## Directions for this task
Write out each line of the listing below verbatim, omitting the pictures.

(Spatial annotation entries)

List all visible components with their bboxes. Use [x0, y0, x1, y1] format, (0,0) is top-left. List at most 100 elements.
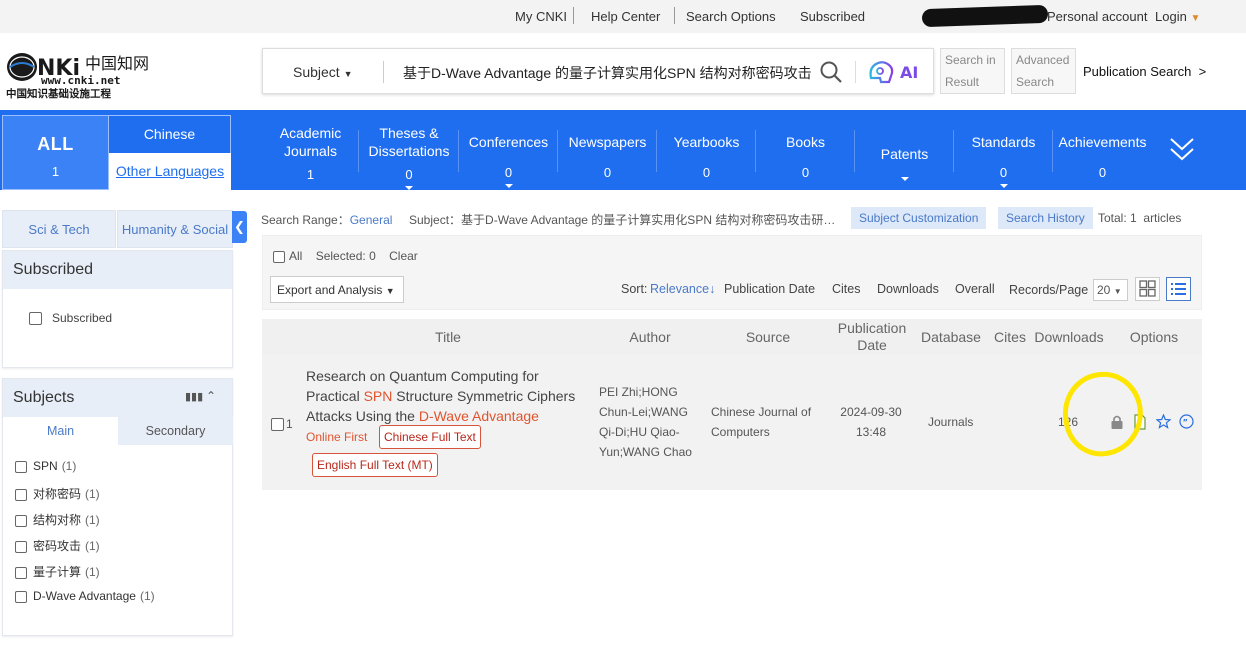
divider — [855, 61, 856, 83]
subscribed-filter-label: Subscribed — [52, 311, 113, 325]
collapse-sidebar-icon[interactable]: ❮ — [232, 211, 247, 243]
english-full-text-button[interactable]: English Full Text (MT) — [312, 453, 438, 477]
checkbox[interactable] — [29, 312, 42, 326]
clear-button[interactable]: Clear — [389, 249, 418, 263]
tab-secondary[interactable]: Secondary — [118, 417, 233, 445]
search-subject-value: 基于D-Wave Advantage 的量子计算实用化SPN 结构对称密码攻击研… — [461, 213, 836, 227]
category-label: Yearbooks — [673, 134, 740, 150]
tab-yearbooks[interactable]: Yearbooks 0 — [657, 110, 756, 190]
tab-all-label: ALL — [37, 134, 74, 154]
checkbox[interactable] — [15, 514, 27, 527]
list-view-icon[interactable] — [1166, 277, 1191, 301]
records-per-page-select[interactable]: 20 ▼ — [1093, 279, 1128, 301]
discipline-tabs: Sci & Tech Humanity & Social — [2, 210, 233, 248]
tab-main[interactable]: Main — [3, 417, 118, 445]
database-cell: Journals — [928, 415, 974, 429]
row-select[interactable]: 1 — [271, 417, 293, 432]
caret-down-icon: ▼ — [343, 69, 353, 79]
subscribed-filter[interactable]: Subscribed — [29, 311, 113, 326]
cnki-logo-icon: NKi 中国知网 www.cnki.net 中国知识基础设施工程 — [6, 53, 149, 100]
select-all-checkbox[interactable] — [273, 250, 285, 263]
column-publication-date[interactable]: Publication Date — [828, 320, 916, 354]
source-link[interactable]: Chinese Journal of Computers — [711, 402, 821, 442]
checkbox[interactable] — [15, 590, 27, 603]
facet-item[interactable]: SPN (1) — [15, 459, 76, 473]
login-link[interactable]: Login ▼ — [1155, 9, 1200, 24]
search-options-link[interactable]: Search Options — [686, 9, 776, 24]
tab-theses-dissertations[interactable]: Theses & Dissertations 0 — [359, 110, 459, 190]
tab-patents[interactable]: Patents — [855, 110, 954, 190]
favorite-star-icon[interactable] — [1155, 413, 1172, 434]
sort-relevance[interactable]: Relevance↓ — [650, 282, 715, 296]
my-cnki-link[interactable]: My CNKI — [515, 9, 567, 24]
grid-view-icon[interactable] — [1135, 277, 1160, 301]
column-cites[interactable]: Cites — [991, 329, 1029, 345]
tab-standards[interactable]: Standards 0 — [954, 110, 1053, 190]
publication-search-link[interactable]: Publication Search > — [1083, 64, 1206, 79]
search-history-button[interactable]: Search History — [998, 207, 1093, 229]
tab-books[interactable]: Books 0 — [756, 110, 855, 190]
sort-cites[interactable]: Cites — [832, 282, 860, 296]
facet-item[interactable]: D-Wave Advantage (1) — [15, 589, 155, 603]
selected-count: 0 — [369, 249, 376, 263]
chevron-up-icon[interactable]: ⌃ — [206, 378, 216, 415]
search-in-result-button[interactable]: Search in Result — [940, 48, 1005, 94]
category-count: 0 — [603, 165, 612, 180]
tab-all[interactable]: ALL 1 — [2, 115, 108, 190]
export-analysis-dropdown[interactable]: Export and Analysis ▼ — [270, 276, 404, 303]
tab-conferences[interactable]: Conferences 0 — [459, 110, 558, 190]
sort-overall[interactable]: Overall — [955, 282, 995, 296]
checkbox[interactable] — [271, 418, 284, 432]
expand-categories-icon[interactable] — [1168, 134, 1196, 169]
author-list[interactable]: PEI Zhi;HONG Chun-Lei;WANG Qi-Di;HU Qiao… — [599, 382, 699, 462]
bar-chart-icon[interactable]: ▮▮▮ — [185, 379, 203, 416]
search-range-value[interactable]: General — [350, 213, 393, 227]
title-highlight: D-Wave Advantage — [418, 408, 539, 424]
tab-other-languages[interactable]: Other Languages — [109, 153, 231, 191]
publication-date-time: 13:48 — [855, 425, 887, 439]
tab-academic-journals[interactable]: Academic Journals 1 — [262, 110, 359, 190]
tab-sci-tech[interactable]: Sci & Tech — [2, 210, 116, 248]
facet-count: (1) — [85, 487, 100, 501]
checkbox[interactable] — [15, 460, 27, 473]
facet-item[interactable]: 密码攻击 (1) — [15, 537, 100, 554]
chinese-full-text-button[interactable]: Chinese Full Text — [379, 425, 481, 449]
tab-humanity-social[interactable]: Humanity & Social — [117, 210, 233, 248]
facet-item[interactable]: 对称密码 (1) — [15, 485, 100, 502]
sort-publication-date[interactable]: Publication Date — [724, 282, 815, 296]
search-input[interactable]: 基于D-Wave Advantage 的量子计算实用化SPN 结构对称密码攻击 — [403, 63, 812, 83]
search-icon[interactable] — [819, 60, 843, 89]
tab-achievements[interactable]: Achievements 0 — [1053, 110, 1152, 190]
online-first-tag: Online First — [306, 430, 368, 444]
search-field-select[interactable]: Subject ▼ — [293, 64, 353, 80]
personal-account-link[interactable]: Personal account — [1047, 9, 1147, 24]
cnki-logo[interactable]: NKi 中国知网 www.cnki.net 中国知识基础设施工程 — [5, 47, 161, 101]
facet-item[interactable]: 量子计算 (1) — [15, 563, 100, 580]
category-label: Dissertations — [368, 143, 450, 159]
result-title-link[interactable]: Research on Quantum Computing for Practi… — [306, 366, 596, 426]
category-label: Conferences — [468, 134, 549, 150]
subscribed-link[interactable]: Subscribed — [800, 9, 865, 24]
checkbox[interactable] — [15, 488, 27, 501]
column-title[interactable]: Title — [412, 329, 484, 345]
subject-customization-button[interactable]: Subject Customization — [851, 207, 987, 229]
column-downloads[interactable]: Downloads — [1031, 329, 1107, 345]
cite-quote-icon[interactable]: ” — [1179, 414, 1194, 434]
advanced-search-button[interactable]: Advanced Search — [1011, 48, 1076, 94]
ai-button[interactable]: AI — [867, 58, 925, 91]
category-count: 0 — [999, 165, 1008, 180]
tab-chinese[interactable]: Chinese — [109, 116, 230, 153]
subjects-panel: Subjects ▮▮▮ ⌃ Main Secondary SPN (1) 对称密… — [2, 378, 233, 636]
caret-down-icon — [999, 184, 1008, 188]
checkbox[interactable] — [15, 540, 27, 553]
column-publication-date-label-1: Publication — [837, 320, 907, 336]
category-label: Newspapers — [568, 134, 647, 150]
facet-item[interactable]: 结构对称 (1) — [15, 511, 100, 528]
search-in-result-label-1: Search in — [945, 53, 996, 67]
checkbox[interactable] — [15, 566, 27, 579]
sort-downloads[interactable]: Downloads — [877, 282, 939, 296]
tab-newspapers[interactable]: Newspapers 0 — [558, 110, 657, 190]
help-center-link[interactable]: Help Center — [591, 9, 660, 24]
records-per-page-label: Records/Page — [1009, 283, 1089, 297]
category-label: Journals — [284, 143, 337, 159]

## Solved exercise
List all visible components with their bboxes. Use [x0, y0, x1, y1] format, (0,0) is top-left. List at most 100 elements.
divider — [855, 61, 856, 83]
subscribed-filter-label: Subscribed — [52, 311, 113, 325]
collapse-sidebar-icon[interactable]: ❮ — [232, 211, 247, 243]
english-full-text-button[interactable]: English Full Text (MT) — [312, 453, 438, 477]
checkbox[interactable] — [29, 312, 42, 326]
clear-button[interactable]: Clear — [389, 249, 418, 263]
tab-secondary[interactable]: Secondary — [118, 417, 233, 445]
search-subject-value: 基于D-Wave Advantage 的量子计算实用化SPN 结构对称密码攻击研… — [461, 213, 836, 227]
category-label: Yearbooks — [673, 134, 740, 150]
tab-yearbooks[interactable]: Yearbooks 0 — [657, 110, 756, 190]
tab-all-label: ALL — [37, 134, 74, 154]
checkbox[interactable] — [15, 514, 27, 527]
list-view-icon[interactable] — [1166, 277, 1191, 301]
records-per-page-select[interactable]: 20 ▼ — [1093, 279, 1128, 301]
discipline-tabs: Sci & Tech Humanity & Social — [2, 210, 233, 248]
tab-main[interactable]: Main — [3, 417, 118, 445]
database-cell: Journals — [928, 415, 974, 429]
row-select[interactable]: 1 — [271, 417, 293, 432]
caret-down-icon: ▼ — [343, 69, 353, 79]
subscribed-filter[interactable]: Subscribed — [29, 311, 113, 326]
cnki-logo-icon: NKi 中国知网 www.cnki.net 中国知识基础设施工程 — [6, 53, 149, 100]
select-all-checkbox[interactable] — [273, 250, 285, 263]
column-publication-date[interactable]: Publication Date — [828, 320, 916, 354]
source-link[interactable]: Chinese Journal of Computers — [711, 402, 821, 442]
checkbox[interactable] — [15, 590, 27, 603]
facet-item[interactable]: SPN (1) — [15, 459, 76, 473]
login-link[interactable]: Login ▼ — [1155, 9, 1200, 24]
search-options-link[interactable]: Search Options — [686, 9, 776, 24]
tab-theses-dissertations[interactable]: Theses & Dissertations 0 — [359, 110, 459, 190]
tab-patents[interactable]: Patents — [855, 110, 954, 190]
favorite-star-icon[interactable] — [1155, 413, 1172, 434]
sort-relevance[interactable]: Relevance↓ — [650, 282, 715, 296]
my-cnki-link[interactable]: My CNKI — [515, 9, 567, 24]
grid-view-icon[interactable] — [1135, 277, 1160, 301]
column-cites[interactable]: Cites — [991, 329, 1029, 345]
tab-standards[interactable]: Standards 0 — [954, 110, 1053, 190]
publication-search-link[interactable]: Publication Search > — [1083, 64, 1206, 79]
search-history-button[interactable]: Search History — [998, 207, 1093, 229]
tab-books[interactable]: Books 0 — [756, 110, 855, 190]
sort-cites[interactable]: Cites — [832, 282, 860, 296]
facet-item[interactable]: D-Wave Advantage (1) — [15, 589, 155, 603]
selected-count: 0 — [369, 249, 376, 263]
chevron-up-icon[interactable]: ⌃ — [206, 378, 216, 415]
search-in-result-button[interactable]: Search in Result — [940, 48, 1005, 94]
category-count: 0 — [603, 165, 612, 180]
tab-all[interactable]: ALL 1 — [2, 115, 108, 190]
export-analysis-dropdown[interactable]: Export and Analysis ▼ — [270, 276, 404, 303]
tab-conferences[interactable]: Conferences 0 — [459, 110, 558, 190]
sort-overall[interactable]: Overall — [955, 282, 995, 296]
checkbox[interactable] — [271, 418, 284, 432]
expand-categories-icon[interactable] — [1168, 134, 1196, 169]
author-list[interactable]: PEI Zhi;HONG Chun-Lei;WANG Qi-Di;HU Qiao… — [599, 382, 699, 462]
bar-chart-icon[interactable]: ▮▮▮ — [185, 379, 203, 416]
search-range-value[interactable]: General — [350, 213, 393, 227]
title-highlight: D-Wave Advantage — [418, 408, 539, 424]
tab-other-languages[interactable]: Other Languages — [109, 153, 231, 191]
publication-date-time: 13:48 — [855, 425, 887, 439]
tab-academic-journals[interactable]: Academic Journals 1 — [262, 110, 359, 190]
tab-sci-tech[interactable]: Sci & Tech — [2, 210, 116, 248]
facet-count: (1) — [85, 487, 100, 501]
checkbox[interactable] — [15, 460, 27, 473]
facet-item[interactable]: 密码攻击 (1) — [15, 537, 100, 554]
chinese-full-text-button[interactable]: Chinese Full Text — [379, 425, 481, 449]
tab-humanity-social[interactable]: Humanity & Social — [117, 210, 233, 248]
facet-item[interactable]: 对称密码 (1) — [15, 485, 100, 502]
sort-publication-date[interactable]: Publication Date — [724, 282, 815, 296]
search-input[interactable]: 基于D-Wave Advantage 的量子计算实用化SPN 结构对称密码攻击 — [403, 63, 812, 83]
search-icon[interactable] — [819, 60, 843, 89]
tab-achievements[interactable]: Achievements 0 — [1053, 110, 1152, 190]
online-first-tag: Online First — [306, 430, 368, 444]
search-field-select[interactable]: Subject ▼ — [293, 64, 353, 80]
personal-account-link[interactable]: Personal account — [1047, 9, 1147, 24]
cnki-logo[interactable]: NKi 中国知网 www.cnki.net 中国知识基础设施工程 — [5, 47, 161, 101]
facet-item[interactable]: 量子计算 (1) — [15, 563, 100, 580]
category-label: Dissertations — [368, 143, 450, 159]
result-title-link[interactable]: Research on Quantum Computing for Practi… — [306, 366, 596, 426]
category-label: Conferences — [468, 134, 549, 150]
subscribed-link[interactable]: Subscribed — [800, 9, 865, 24]
checkbox[interactable] — [15, 488, 27, 501]
column-title[interactable]: Title — [412, 329, 484, 345]
subject-customization-button[interactable]: Subject Customization — [851, 207, 987, 229]
column-downloads[interactable]: Downloads — [1031, 329, 1107, 345]
cite-quote-icon[interactable]: ” — [1179, 414, 1194, 434]
advanced-search-button[interactable]: Advanced Search — [1011, 48, 1076, 94]
ai-button[interactable]: AI — [867, 58, 925, 91]
category-count: 0 — [999, 165, 1008, 180]
tab-chinese[interactable]: Chinese — [109, 116, 230, 153]
subjects-panel: Subjects ▮▮▮ ⌃ Main Secondary SPN (1) 对称密… — [2, 378, 233, 636]
caret-down-icon — [999, 184, 1008, 188]
checkbox[interactable] — [15, 540, 27, 553]
column-publication-date-label-1: Publication — [837, 320, 907, 336]
category-label: Newspapers — [568, 134, 647, 150]
facet-item[interactable]: 结构对称 (1) — [15, 511, 100, 528]
search-in-result-label-1: Search in — [945, 53, 996, 67]
checkbox[interactable] — [15, 566, 27, 579]
sort-downloads[interactable]: Downloads — [877, 282, 939, 296]
tab-newspapers[interactable]: Newspapers 0 — [558, 110, 657, 190]
help-center-link[interactable]: Help Center — [591, 9, 660, 24]
records-per-page-label: Records/Page — [1009, 283, 1089, 297]
category-label: Journals — [284, 143, 337, 159]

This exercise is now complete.